Exercise:
Set down the material below in full, matching it exactly.

☆ ☆ ☆

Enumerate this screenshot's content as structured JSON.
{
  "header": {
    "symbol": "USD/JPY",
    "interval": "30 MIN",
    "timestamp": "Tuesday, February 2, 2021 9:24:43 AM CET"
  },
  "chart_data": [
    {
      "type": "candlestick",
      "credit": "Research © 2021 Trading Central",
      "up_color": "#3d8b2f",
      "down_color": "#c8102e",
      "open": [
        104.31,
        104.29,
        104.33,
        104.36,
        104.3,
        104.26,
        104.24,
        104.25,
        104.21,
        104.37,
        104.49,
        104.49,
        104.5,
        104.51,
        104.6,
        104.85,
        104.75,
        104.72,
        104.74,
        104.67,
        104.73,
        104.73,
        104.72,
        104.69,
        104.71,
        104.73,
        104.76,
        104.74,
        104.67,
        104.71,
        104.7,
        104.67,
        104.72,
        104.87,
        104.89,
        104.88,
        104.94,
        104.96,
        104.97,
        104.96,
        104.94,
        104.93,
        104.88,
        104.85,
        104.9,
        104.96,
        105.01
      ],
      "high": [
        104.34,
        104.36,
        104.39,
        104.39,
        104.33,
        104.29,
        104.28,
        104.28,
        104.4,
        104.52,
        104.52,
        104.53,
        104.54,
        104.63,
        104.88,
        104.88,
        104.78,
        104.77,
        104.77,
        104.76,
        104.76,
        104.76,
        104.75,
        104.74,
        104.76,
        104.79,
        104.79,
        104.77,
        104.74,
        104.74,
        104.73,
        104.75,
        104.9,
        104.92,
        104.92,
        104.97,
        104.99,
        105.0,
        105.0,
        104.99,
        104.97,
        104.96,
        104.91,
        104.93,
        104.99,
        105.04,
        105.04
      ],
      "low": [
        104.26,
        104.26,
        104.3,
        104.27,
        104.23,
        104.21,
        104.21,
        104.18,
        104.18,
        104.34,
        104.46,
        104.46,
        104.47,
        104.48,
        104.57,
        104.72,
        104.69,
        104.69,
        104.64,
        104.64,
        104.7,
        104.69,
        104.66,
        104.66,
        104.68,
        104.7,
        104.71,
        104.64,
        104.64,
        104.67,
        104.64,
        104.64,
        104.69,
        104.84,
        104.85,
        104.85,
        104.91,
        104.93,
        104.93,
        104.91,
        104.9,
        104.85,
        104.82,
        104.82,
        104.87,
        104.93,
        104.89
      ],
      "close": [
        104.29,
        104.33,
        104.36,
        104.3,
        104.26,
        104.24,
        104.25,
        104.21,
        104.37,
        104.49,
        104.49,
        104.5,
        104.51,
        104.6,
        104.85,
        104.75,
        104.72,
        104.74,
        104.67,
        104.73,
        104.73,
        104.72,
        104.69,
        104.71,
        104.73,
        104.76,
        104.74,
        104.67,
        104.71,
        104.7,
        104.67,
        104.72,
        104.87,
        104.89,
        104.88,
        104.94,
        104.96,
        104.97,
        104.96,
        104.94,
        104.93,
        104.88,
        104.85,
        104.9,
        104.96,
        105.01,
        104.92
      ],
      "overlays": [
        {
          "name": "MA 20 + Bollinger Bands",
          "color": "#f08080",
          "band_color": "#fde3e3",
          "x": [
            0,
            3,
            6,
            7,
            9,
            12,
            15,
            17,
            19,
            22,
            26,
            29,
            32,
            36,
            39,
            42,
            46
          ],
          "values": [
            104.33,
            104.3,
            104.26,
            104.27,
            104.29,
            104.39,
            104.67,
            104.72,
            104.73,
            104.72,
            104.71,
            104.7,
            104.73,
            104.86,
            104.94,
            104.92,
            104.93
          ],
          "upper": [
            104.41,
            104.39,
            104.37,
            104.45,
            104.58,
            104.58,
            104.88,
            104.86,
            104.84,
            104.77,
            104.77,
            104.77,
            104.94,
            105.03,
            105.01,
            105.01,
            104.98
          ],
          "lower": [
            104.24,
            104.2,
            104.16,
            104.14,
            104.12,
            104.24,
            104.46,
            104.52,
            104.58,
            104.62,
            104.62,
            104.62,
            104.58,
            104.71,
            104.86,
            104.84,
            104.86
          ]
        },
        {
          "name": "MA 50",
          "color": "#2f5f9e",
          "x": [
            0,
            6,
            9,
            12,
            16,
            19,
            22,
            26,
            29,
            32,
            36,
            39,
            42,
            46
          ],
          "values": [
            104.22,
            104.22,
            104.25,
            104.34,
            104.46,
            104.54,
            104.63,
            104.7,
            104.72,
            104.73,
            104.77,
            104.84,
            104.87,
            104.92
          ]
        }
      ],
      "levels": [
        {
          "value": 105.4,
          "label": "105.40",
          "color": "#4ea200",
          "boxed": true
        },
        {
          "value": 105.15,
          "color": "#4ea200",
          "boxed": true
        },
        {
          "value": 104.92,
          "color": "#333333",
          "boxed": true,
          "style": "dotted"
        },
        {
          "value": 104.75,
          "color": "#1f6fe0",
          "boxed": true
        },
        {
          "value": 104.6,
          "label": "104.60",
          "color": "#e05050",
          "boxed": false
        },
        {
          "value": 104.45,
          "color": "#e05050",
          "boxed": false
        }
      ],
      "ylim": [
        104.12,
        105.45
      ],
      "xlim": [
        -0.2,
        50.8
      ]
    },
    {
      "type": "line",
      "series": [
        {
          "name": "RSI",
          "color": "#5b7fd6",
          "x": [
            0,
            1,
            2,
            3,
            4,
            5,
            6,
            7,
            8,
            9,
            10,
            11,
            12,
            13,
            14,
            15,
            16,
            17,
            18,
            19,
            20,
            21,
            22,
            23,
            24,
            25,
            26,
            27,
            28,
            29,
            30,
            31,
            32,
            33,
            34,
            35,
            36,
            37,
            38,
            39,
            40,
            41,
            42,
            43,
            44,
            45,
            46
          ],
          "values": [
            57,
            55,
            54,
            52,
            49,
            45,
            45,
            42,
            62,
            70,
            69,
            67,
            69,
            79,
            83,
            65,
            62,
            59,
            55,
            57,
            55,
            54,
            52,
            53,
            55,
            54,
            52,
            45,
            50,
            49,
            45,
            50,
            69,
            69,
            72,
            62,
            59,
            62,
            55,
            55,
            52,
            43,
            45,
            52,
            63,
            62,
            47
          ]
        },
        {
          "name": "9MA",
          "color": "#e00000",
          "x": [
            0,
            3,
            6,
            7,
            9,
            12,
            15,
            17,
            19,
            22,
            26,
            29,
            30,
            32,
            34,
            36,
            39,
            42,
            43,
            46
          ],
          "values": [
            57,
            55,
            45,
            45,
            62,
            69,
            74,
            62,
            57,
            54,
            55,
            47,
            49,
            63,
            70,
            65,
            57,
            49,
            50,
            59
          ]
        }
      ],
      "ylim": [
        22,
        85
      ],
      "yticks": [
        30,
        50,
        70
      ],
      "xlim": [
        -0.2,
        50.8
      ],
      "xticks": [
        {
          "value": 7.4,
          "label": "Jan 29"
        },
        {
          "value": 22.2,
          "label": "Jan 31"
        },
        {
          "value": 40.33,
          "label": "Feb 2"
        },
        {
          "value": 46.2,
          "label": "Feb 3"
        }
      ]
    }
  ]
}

☆ ☆ ☆

Exercise output:
Enumerate this screenshot's content as structured JSON.
{
  "header": {
    "symbol": "USD/JPY",
    "interval": "30 MIN",
    "timestamp": "Tuesday, February 2, 2021 9:24:43 AM CET"
  },
  "chart_data": [
    {
      "type": "candlestick",
      "credit": "Research © 2021 Trading Central",
      "up_color": "#3d8b2f",
      "down_color": "#c8102e",
      "open": [
        104.31,
        104.29,
        104.33,
        104.36,
        104.3,
        104.26,
        104.24,
        104.25,
        104.21,
        104.37,
        104.49,
        104.49,
        104.5,
        104.51,
        104.6,
        104.85,
        104.75,
        104.72,
        104.74,
        104.67,
        104.73,
        104.73,
        104.72,
        104.69,
        104.71,
        104.73,
        104.76,
        104.74,
        104.67,
        104.71,
        104.7,
        104.67,
        104.72,
        104.87,
        104.89,
        104.88,
        104.94,
        104.96,
        104.97,
        104.96,
        104.94,
        104.93,
        104.88,
        104.85,
        104.9,
        104.96,
        105.01
      ],
      "high": [
        104.34,
        104.36,
        104.39,
        104.39,
        104.33,
        104.29,
        104.28,
        104.28,
        104.4,
        104.52,
        104.52,
        104.53,
        104.54,
        104.63,
        104.88,
        104.88,
        104.78,
        104.77,
        104.77,
        104.76,
        104.76,
        104.76,
        104.75,
        104.74,
        104.76,
        104.79,
        104.79,
        104.77,
        104.74,
        104.74,
        104.73,
        104.75,
        104.9,
        104.92,
        104.92,
        104.97,
        104.99,
        105.0,
        105.0,
        104.99,
        104.97,
        104.96,
        104.91,
        104.93,
        104.99,
        105.04,
        105.04
      ],
      "low": [
        104.26,
        104.26,
        104.3,
        104.27,
        104.23,
        104.21,
        104.21,
        104.18,
        104.18,
        104.34,
        104.46,
        104.46,
        104.47,
        104.48,
        104.57,
        104.72,
        104.69,
        104.69,
        104.64,
        104.64,
        104.7,
        104.69,
        104.66,
        104.66,
        104.68,
        104.7,
        104.71,
        104.64,
        104.64,
        104.67,
        104.64,
        104.64,
        104.69,
        104.84,
        104.85,
        104.85,
        104.91,
        104.93,
        104.93,
        104.91,
        104.9,
        104.85,
        104.82,
        104.82,
        104.87,
        104.93,
        104.89
      ],
      "close": [
        104.29,
        104.33,
        104.36,
        104.3,
        104.26,
        104.24,
        104.25,
        104.21,
        104.37,
        104.49,
        104.49,
        104.5,
        104.51,
        104.6,
        104.85,
        104.75,
        104.72,
        104.74,
        104.67,
        104.73,
        104.73,
        104.72,
        104.69,
        104.71,
        104.73,
        104.76,
        104.74,
        104.67,
        104.71,
        104.7,
        104.67,
        104.72,
        104.87,
        104.89,
        104.88,
        104.94,
        104.96,
        104.97,
        104.96,
        104.94,
        104.93,
        104.88,
        104.85,
        104.9,
        104.96,
        105.01,
        104.92
      ],
      "overlays": [
        {
          "name": "MA 20 + Bollinger Bands",
          "color": "#f08080",
          "band_color": "#fde3e3",
          "x": [
            0,
            3,
            6,
            7,
            9,
            12,
            15,
            17,
            19,
            22,
            26,
            29,
            32,
            36,
            39,
            42,
            46
          ],
          "values": [
            104.33,
            104.3,
            104.26,
            104.27,
            104.29,
            104.39,
            104.67,
            104.72,
            104.73,
            104.72,
            104.71,
            104.7,
            104.73,
            104.86,
            104.94,
            104.92,
            104.93
          ],
          "upper": [
            104.41,
            104.39,
            104.37,
            104.45,
            104.58,
            104.58,
            104.88,
            104.86,
            104.84,
            104.77,
            104.77,
            104.77,
            104.94,
            105.03,
            105.01,
            105.01,
            104.98
          ],
          "lower": [
            104.24,
            104.2,
            104.16,
            104.14,
            104.12,
            104.24,
            104.46,
            104.52,
            104.58,
            104.62,
            104.62,
            104.62,
            104.58,
            104.71,
            104.86,
            104.84,
            104.86
          ]
        },
        {
          "name": "MA 50",
          "color": "#2f5f9e",
          "x": [
            0,
            6,
            9,
            12,
            16,
            19,
            22,
            26,
            29,
            32,
            36,
            39,
            42,
            46
          ],
          "values": [
            104.22,
            104.22,
            104.25,
            104.34,
            104.46,
            104.54,
            104.63,
            104.7,
            104.72,
            104.73,
            104.77,
            104.84,
            104.87,
            104.92
          ]
        }
      ],
      "levels": [
        {
          "value": 105.4,
          "label": "105.40",
          "color": "#4ea200",
          "boxed": true
        },
        {
          "value": 105.15,
          "color": "#4ea200",
          "boxed": true
        },
        {
          "value": 104.92,
          "color": "#333333",
          "boxed": true,
          "style": "dotted"
        },
        {
          "value": 104.75,
          "color": "#1f6fe0",
          "boxed": true
        },
        {
          "value": 104.6,
          "label": "104.60",
          "color": "#e05050",
          "boxed": false
        },
        {
          "value": 104.45,
          "color": "#e05050",
          "boxed": false
        }
      ],
      "ylim": [
        104.12,
        105.45
      ],
      "xlim": [
        -0.2,
        50.8
      ]
    },
    {
      "type": "line",
      "series": [
        {
          "name": "RSI",
          "color": "#5b7fd6",
          "x": [
            0,
            1,
            2,
            3,
            4,
            5,
            6,
            7,
            8,
            9,
            10,
            11,
            12,
            13,
            14,
            15,
            16,
            17,
            18,
            19,
            20,
            21,
            22,
            23,
            24,
            25,
            26,
            27,
            28,
            29,
            30,
            31,
            32,
            33,
            34,
            35,
            36,
            37,
            38,
            39,
            40,
            41,
            42,
            43,
            44,
            45,
            46
          ],
          "values": [
            57,
            55,
            54,
            52,
            49,
            45,
            45,
            42,
            62,
            70,
            69,
            67,
            69,
            79,
            83,
            65,
            62,
            59,
            55,
            57,
            55,
            54,
            52,
            53,
            55,
            54,
            52,
            45,
            50,
            49,
            45,
            50,
            69,
            69,
            72,
            62,
            59,
            62,
            55,
            55,
            52,
            43,
            45,
            52,
            63,
            62,
            47
          ]
        },
        {
          "name": "9MA",
          "color": "#e00000",
          "x": [
            0,
            3,
            6,
            7,
            9,
            12,
            15,
            17,
            19,
            22,
            26,
            29,
            30,
            32,
            34,
            36,
            39,
            42,
            43,
            46
          ],
          "values": [
            57,
            55,
            45,
            45,
            62,
            69,
            74,
            62,
            57,
            54,
            55,
            47,
            49,
            63,
            70,
            65,
            57,
            49,
            50,
            59
          ]
        }
      ],
      "ylim": [
        22,
        85
      ],
      "yticks": [
        30,
        50,
        70
      ],
      "xlim": [
        -0.2,
        50.8
      ],
      "xticks": [
        {
          "value": 7.4,
          "label": "Jan 29"
        },
        {
          "value": 22.2,
          "label": "Jan 31"
        },
        {
          "value": 40.33,
          "label": "Feb 2"
        },
        {
          "value": 46.2,
          "label": "Feb 3"
        }
      ]
    }
  ]
}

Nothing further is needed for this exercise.